▶ SUPPLIED PASSAGE

-- start --

While war raged abroad, on 5 February 1916 Hugo Ball and his girlfriend Emmy Hennings founded the “Cabaret Voltaire” nightclub in Zurich’s Spiegelgasse 1. During the months ahead this venue was to become a magical place for new literature. Nonsense poetry, simultaneous and sound poems pushed to extremes the equally indulgent and desperate protest against the war machine, the public mind-set and aesthetic tradition. “Verses without words”, as Ball later referred to such poetry, which to a certain extent beat unreasonableness by its own means. Tristan Tzara, Hans Arp, Sophie Täuber, Richard Huelsenbeck, Marcel Janco and others joined the group – and thus Dada emerged.
It’s exactly one hundred years ago since the Dadaists in Zurich indulged in their political and poetical provocation. That’s a century to celebrate – and yet how do you celebrate an artistic movement, which opposed the ruling systems with all available means, and was regarded as aesthetic debris? Dada’s city of birth, Zurich, is trying to host a festival with a concerted “100 Years of Dada 2016” that cheerfully involves all the reputable major cultural institutions alongside the “Cabaret Voltaire”. There is something slightly strange when cultural event marketing or city marketing and the tourist board get behind the promotion of the historical Dada movement. They all wish to participate, even radio and TV, which are as good as gold. Celebrating Dada sort of means being obliged to exorcise Dada with Dada.

-- end --

▶ EXERCISE OBJECTIVE
Write out the passage on Dada's Zurich origins verbatim, starting with "While war raged" and going on through "thus Dada emerged.".

▶ STORED DATA
-- start --

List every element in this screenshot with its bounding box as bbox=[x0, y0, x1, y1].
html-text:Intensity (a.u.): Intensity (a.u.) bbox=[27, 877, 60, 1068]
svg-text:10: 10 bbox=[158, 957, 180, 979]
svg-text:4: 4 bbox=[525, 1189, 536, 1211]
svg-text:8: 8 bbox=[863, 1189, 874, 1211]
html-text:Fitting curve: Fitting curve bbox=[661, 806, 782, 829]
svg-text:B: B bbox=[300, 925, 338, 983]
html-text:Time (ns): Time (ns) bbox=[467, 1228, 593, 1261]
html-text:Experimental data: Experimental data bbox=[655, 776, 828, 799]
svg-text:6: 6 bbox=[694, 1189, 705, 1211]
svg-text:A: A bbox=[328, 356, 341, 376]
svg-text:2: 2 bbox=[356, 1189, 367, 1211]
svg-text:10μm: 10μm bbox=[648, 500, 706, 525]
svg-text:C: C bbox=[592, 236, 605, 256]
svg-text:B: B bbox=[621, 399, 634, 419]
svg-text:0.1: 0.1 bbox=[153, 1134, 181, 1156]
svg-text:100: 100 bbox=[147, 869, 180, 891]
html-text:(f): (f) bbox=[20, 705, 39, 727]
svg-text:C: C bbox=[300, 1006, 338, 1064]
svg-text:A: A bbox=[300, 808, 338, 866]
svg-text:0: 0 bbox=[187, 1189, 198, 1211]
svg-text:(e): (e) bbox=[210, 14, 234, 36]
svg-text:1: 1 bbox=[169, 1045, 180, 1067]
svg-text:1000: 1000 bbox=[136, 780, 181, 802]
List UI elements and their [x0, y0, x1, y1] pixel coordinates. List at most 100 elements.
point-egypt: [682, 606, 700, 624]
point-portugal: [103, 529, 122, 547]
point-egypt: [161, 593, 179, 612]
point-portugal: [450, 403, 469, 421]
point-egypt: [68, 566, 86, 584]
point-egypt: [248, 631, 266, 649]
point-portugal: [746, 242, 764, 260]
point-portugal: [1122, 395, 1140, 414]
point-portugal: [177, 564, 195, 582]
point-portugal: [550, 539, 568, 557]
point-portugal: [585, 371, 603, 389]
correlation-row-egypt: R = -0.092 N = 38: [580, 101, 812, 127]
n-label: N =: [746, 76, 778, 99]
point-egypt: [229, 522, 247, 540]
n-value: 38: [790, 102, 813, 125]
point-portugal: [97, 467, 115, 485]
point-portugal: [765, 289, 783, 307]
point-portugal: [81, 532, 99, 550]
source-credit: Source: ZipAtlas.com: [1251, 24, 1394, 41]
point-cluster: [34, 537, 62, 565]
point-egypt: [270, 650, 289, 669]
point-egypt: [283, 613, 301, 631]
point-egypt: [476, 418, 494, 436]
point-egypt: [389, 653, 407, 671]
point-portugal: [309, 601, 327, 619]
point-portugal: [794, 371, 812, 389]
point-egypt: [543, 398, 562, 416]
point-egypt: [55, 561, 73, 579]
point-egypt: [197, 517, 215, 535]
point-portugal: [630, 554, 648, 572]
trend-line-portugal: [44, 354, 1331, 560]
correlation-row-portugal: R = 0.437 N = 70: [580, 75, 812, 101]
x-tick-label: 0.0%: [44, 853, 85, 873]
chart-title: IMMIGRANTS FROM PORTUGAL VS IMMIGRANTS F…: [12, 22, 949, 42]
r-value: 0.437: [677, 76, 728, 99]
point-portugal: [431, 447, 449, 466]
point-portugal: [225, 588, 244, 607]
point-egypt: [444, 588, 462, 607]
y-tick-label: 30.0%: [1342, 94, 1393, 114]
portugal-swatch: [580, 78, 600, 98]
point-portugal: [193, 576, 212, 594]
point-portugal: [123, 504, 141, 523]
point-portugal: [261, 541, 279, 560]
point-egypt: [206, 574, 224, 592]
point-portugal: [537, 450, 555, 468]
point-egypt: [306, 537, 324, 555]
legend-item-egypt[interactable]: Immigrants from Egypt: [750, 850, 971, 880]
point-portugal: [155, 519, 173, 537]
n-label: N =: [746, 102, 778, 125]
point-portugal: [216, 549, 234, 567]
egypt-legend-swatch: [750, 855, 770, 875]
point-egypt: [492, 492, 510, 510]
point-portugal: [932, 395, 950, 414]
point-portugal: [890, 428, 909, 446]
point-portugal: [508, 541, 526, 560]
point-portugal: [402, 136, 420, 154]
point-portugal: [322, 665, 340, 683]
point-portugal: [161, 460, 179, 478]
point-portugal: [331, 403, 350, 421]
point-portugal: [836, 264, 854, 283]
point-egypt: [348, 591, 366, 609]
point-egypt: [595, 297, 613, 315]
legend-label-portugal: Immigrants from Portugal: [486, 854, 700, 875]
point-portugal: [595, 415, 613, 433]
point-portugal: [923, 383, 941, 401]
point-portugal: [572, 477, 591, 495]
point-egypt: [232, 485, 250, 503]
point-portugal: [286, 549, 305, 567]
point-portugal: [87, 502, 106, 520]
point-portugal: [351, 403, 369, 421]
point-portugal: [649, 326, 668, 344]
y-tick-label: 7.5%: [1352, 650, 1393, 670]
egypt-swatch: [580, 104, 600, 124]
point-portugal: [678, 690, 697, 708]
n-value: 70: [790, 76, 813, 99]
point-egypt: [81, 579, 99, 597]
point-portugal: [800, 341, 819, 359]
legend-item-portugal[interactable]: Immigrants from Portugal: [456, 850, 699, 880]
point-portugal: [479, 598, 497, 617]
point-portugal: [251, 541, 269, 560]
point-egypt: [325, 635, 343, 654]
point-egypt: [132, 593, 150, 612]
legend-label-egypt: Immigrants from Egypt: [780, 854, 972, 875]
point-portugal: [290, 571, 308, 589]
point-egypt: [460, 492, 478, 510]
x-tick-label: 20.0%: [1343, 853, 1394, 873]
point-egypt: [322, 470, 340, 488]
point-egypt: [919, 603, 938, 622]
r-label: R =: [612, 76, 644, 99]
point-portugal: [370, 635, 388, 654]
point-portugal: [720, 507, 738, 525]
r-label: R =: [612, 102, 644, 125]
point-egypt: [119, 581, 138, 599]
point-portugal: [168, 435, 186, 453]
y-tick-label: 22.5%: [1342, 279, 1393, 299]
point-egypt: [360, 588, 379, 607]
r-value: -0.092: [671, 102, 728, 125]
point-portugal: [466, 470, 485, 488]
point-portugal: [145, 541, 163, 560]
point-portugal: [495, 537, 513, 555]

-- end --

▶ CORRECT ANSWER
While war raged abroad, on 5 February 1916 Hugo Ball and his girlfriend Emmy Hennings founded the “Cabaret Voltaire” nightclub in Zurich’s Spiegelgasse 1. During the months ahead this venue was to become a magical place for new literature. Nonsense poetry, simultaneous and sound poems pushed to extremes the equally indulgent and desperate protest against the war machine, the public mind-set and aesthetic tradition. “Verses without words”, as Ball later referred to such poetry, which to a certain extent beat unreasonableness by its own means. Tristan Tzara, Hans Arp, Sophie Täuber, Richard Huelsenbeck, Marcel Janco and others joined the group – and thus Dada emerged.